> **What the task requires**
Go through the data below and gather each line containing "relative".

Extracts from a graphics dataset
>>

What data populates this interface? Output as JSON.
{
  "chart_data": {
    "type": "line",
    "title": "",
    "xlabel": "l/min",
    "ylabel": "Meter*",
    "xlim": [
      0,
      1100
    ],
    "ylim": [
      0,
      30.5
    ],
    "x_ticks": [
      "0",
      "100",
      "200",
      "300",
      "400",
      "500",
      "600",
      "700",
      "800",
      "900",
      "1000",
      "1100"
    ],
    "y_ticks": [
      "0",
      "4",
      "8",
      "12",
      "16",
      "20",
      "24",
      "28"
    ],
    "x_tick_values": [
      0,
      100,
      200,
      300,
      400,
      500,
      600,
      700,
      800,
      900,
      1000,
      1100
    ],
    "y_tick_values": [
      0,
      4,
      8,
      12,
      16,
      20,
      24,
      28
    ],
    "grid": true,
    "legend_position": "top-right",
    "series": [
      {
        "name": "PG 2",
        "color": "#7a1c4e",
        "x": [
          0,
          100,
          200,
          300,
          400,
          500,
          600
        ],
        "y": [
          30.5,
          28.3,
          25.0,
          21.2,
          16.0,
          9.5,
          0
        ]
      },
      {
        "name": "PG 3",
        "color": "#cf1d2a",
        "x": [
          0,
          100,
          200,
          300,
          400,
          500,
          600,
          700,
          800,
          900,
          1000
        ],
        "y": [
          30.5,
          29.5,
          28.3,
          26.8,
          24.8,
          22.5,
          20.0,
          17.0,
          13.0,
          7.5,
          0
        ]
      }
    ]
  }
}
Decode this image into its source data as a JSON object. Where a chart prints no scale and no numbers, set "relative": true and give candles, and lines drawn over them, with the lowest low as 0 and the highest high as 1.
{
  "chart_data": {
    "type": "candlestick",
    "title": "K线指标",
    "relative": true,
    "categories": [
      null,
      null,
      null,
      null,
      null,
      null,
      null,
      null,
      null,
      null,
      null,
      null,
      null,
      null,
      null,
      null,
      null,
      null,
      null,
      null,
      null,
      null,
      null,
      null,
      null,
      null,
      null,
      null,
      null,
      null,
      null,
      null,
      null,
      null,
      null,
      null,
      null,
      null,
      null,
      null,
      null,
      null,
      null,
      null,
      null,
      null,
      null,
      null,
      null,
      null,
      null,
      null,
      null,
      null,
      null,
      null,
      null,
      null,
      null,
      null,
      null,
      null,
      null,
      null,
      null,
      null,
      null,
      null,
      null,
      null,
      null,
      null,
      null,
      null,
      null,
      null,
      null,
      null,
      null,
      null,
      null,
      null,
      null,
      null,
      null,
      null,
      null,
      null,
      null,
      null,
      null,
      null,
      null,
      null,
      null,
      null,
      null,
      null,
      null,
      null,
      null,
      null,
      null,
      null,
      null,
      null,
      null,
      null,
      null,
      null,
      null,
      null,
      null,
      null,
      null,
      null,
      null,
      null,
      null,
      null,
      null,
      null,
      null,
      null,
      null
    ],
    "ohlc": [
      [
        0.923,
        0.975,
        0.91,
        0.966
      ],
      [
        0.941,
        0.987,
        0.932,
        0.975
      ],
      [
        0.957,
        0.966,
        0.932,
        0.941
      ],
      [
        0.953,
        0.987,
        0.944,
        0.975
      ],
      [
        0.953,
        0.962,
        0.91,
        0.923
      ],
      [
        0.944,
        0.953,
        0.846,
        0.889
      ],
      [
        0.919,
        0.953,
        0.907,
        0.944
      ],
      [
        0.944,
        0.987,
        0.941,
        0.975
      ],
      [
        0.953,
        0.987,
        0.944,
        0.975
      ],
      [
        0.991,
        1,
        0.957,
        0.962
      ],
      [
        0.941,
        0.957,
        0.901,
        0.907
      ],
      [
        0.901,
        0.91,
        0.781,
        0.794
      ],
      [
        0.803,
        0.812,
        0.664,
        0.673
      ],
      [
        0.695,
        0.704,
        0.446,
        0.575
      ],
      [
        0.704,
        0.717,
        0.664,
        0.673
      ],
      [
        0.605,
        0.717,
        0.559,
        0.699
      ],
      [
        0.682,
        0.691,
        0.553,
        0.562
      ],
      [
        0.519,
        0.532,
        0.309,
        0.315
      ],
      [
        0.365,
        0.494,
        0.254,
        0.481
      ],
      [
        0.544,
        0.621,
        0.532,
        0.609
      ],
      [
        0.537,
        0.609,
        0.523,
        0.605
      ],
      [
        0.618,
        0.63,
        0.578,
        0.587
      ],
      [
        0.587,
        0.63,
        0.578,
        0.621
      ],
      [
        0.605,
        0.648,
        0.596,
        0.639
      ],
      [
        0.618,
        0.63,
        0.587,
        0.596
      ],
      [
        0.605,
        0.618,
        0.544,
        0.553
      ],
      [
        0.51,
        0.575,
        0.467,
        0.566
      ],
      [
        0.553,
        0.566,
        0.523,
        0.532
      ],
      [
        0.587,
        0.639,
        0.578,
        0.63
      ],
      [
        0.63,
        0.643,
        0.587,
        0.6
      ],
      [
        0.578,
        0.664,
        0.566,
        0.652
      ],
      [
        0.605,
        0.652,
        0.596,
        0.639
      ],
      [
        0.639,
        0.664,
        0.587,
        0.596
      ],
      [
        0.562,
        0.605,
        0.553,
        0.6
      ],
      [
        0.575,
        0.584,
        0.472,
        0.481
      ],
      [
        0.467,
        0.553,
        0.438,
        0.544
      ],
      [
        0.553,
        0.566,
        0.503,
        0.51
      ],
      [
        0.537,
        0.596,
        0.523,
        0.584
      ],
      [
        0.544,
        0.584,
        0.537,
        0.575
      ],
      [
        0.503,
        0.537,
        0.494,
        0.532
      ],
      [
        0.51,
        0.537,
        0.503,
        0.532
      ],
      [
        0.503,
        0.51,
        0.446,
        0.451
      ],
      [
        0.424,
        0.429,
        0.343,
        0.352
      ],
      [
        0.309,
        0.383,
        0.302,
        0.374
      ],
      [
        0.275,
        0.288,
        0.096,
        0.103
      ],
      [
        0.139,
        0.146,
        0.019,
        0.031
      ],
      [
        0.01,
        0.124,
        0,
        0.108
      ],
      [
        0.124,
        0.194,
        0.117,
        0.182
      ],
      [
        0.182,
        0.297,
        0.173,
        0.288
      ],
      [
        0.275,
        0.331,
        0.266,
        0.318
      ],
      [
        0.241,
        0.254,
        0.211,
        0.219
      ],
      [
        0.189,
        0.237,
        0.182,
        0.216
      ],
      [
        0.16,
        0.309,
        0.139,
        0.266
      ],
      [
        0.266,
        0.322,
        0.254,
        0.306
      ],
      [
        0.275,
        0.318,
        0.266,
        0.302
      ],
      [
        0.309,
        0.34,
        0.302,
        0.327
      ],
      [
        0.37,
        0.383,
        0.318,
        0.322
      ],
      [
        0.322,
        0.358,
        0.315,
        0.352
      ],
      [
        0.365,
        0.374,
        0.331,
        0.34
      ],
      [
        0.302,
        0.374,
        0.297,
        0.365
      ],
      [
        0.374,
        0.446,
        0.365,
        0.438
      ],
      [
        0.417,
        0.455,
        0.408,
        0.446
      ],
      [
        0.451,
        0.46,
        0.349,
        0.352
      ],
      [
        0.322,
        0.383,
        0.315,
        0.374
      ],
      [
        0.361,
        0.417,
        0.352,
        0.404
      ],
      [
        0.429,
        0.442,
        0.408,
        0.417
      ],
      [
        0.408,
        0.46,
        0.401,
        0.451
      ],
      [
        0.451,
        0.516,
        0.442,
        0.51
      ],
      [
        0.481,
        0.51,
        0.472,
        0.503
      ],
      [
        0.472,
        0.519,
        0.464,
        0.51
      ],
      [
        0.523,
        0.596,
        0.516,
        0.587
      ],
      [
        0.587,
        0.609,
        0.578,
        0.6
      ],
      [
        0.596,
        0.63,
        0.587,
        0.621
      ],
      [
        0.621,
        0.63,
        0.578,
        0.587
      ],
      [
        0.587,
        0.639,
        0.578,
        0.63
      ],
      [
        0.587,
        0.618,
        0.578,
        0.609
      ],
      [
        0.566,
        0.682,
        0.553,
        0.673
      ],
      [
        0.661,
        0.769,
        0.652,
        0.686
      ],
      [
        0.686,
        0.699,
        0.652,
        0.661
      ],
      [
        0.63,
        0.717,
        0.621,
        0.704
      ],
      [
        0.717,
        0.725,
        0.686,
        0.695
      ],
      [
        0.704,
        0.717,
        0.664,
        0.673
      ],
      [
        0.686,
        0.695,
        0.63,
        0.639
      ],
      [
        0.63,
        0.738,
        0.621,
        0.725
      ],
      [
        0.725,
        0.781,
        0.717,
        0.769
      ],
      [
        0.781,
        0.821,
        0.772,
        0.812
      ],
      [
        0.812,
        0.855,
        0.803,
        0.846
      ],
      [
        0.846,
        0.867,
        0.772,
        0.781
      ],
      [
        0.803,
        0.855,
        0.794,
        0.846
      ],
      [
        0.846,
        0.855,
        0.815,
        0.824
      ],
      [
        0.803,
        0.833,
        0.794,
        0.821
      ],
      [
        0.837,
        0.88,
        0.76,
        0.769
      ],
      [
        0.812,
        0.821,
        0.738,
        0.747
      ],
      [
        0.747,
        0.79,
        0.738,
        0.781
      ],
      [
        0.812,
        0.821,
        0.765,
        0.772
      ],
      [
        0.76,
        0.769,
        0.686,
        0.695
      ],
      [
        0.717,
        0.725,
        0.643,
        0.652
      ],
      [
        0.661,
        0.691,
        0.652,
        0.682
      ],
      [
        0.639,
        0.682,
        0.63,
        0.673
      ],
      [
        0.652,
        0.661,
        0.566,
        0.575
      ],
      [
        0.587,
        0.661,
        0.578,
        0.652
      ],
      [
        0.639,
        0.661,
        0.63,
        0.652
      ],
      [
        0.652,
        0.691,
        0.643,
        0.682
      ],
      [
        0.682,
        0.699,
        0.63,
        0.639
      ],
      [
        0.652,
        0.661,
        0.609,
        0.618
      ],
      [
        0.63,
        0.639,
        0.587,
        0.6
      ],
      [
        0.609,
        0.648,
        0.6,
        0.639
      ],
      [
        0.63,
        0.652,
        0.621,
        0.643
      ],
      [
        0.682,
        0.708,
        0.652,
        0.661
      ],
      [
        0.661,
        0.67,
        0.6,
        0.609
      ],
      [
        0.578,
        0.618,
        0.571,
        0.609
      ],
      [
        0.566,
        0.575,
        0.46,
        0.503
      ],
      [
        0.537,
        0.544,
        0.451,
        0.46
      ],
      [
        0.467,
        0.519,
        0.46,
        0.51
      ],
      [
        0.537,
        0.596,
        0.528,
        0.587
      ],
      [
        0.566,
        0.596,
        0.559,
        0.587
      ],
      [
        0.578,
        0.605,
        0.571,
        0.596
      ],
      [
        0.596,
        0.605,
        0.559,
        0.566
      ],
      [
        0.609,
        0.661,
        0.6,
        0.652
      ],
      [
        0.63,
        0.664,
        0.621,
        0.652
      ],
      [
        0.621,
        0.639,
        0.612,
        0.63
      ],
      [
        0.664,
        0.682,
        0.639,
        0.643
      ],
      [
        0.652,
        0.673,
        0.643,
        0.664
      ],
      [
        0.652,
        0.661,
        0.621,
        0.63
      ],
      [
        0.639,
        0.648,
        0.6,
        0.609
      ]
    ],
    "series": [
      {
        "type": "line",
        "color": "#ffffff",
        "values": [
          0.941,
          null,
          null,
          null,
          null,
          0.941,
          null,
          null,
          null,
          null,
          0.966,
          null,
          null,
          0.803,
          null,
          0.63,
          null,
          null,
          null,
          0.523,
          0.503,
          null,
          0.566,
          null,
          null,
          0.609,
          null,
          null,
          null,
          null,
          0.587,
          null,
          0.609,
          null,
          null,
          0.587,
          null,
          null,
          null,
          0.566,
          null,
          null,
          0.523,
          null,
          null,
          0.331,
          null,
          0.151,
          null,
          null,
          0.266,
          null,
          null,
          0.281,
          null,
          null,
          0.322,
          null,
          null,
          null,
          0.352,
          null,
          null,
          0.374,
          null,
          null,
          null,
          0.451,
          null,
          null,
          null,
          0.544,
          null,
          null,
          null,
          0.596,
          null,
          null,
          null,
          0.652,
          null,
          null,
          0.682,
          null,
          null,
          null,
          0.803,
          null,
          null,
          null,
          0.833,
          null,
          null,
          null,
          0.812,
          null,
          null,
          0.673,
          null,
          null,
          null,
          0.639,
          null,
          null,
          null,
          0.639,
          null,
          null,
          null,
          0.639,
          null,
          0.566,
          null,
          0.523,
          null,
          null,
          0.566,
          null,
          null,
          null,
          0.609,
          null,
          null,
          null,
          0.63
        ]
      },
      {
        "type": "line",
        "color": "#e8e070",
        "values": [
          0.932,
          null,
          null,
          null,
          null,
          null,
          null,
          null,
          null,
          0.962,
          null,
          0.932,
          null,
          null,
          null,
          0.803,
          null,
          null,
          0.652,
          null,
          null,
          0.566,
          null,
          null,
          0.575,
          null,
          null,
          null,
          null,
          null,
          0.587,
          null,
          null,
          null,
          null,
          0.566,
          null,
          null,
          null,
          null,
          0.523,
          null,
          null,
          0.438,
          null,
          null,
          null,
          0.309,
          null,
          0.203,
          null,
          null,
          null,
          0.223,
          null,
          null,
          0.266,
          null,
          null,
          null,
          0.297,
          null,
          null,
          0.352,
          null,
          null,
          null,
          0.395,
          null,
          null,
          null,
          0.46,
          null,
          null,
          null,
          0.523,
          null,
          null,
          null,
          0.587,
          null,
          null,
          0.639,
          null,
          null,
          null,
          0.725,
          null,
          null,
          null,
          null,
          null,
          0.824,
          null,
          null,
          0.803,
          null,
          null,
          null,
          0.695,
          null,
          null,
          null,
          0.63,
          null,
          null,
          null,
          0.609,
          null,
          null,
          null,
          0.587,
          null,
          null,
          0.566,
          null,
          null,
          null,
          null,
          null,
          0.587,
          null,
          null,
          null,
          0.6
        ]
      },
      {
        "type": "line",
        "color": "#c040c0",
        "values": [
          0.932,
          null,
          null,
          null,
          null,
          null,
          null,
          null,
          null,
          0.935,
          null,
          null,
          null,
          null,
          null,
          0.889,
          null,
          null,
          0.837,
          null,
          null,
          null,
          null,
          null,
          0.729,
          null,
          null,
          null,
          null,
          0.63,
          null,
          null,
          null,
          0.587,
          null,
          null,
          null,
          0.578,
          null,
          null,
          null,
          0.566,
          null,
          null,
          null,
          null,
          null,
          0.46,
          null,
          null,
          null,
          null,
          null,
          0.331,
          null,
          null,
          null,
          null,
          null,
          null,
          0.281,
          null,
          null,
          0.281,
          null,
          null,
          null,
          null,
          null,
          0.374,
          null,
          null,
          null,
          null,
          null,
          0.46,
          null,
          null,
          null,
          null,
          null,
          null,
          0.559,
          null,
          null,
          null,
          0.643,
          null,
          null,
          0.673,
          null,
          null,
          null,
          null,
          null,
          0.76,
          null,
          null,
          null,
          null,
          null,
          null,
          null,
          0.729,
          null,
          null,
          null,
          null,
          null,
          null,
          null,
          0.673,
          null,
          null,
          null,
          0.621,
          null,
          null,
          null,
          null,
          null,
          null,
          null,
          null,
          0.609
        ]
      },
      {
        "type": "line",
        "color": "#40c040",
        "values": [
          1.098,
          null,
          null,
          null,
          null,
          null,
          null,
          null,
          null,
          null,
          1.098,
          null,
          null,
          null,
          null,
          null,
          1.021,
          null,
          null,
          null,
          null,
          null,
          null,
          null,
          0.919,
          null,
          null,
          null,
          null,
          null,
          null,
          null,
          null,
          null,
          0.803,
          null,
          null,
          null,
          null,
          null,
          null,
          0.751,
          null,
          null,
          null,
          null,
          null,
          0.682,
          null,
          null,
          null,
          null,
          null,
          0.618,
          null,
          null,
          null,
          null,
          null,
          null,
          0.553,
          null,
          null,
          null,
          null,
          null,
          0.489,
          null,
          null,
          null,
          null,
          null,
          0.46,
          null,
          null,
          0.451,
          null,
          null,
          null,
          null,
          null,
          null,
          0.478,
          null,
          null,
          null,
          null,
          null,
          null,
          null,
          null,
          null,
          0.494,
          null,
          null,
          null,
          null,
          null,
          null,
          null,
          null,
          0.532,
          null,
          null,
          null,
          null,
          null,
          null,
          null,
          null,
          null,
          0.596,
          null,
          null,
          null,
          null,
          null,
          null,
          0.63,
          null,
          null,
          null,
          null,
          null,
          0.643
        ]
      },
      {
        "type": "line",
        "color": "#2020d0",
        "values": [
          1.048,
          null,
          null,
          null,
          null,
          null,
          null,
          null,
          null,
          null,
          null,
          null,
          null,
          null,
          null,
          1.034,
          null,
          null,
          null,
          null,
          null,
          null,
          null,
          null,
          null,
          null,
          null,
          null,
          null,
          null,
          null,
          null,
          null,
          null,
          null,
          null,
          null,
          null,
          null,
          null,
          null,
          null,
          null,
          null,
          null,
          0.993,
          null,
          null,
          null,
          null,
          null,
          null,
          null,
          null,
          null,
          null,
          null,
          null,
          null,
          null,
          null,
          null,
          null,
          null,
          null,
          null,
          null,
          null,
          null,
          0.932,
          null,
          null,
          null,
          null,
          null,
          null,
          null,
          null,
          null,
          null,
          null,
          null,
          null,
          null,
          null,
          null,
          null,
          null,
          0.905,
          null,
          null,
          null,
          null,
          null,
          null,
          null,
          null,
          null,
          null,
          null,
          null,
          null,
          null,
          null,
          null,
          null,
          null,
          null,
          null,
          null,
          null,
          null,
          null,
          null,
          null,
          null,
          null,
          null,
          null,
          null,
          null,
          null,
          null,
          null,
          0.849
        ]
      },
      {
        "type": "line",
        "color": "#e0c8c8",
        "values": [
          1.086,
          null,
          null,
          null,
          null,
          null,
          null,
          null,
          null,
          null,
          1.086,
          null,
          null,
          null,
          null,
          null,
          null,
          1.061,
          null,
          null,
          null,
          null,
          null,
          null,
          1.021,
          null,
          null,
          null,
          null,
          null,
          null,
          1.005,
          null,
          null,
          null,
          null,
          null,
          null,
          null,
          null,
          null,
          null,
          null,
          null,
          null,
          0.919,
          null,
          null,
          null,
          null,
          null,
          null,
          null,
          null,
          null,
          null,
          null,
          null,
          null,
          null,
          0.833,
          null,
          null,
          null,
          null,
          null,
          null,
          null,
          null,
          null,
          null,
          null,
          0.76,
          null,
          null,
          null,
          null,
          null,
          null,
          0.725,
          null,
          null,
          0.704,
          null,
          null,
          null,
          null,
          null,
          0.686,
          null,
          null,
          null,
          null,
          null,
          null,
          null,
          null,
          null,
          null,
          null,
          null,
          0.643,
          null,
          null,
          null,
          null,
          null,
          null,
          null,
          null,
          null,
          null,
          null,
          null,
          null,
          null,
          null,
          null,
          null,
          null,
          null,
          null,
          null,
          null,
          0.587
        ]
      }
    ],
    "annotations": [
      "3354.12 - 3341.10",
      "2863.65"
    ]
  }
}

<<

> **Response to this task**
Decode this image into its source data as a JSON object. Where a chart prints no scale and no numbers, set "relative": true and give candles, and lines drawn over them, with the lowest low as 0 and the highest high as 1.
    "relative": true,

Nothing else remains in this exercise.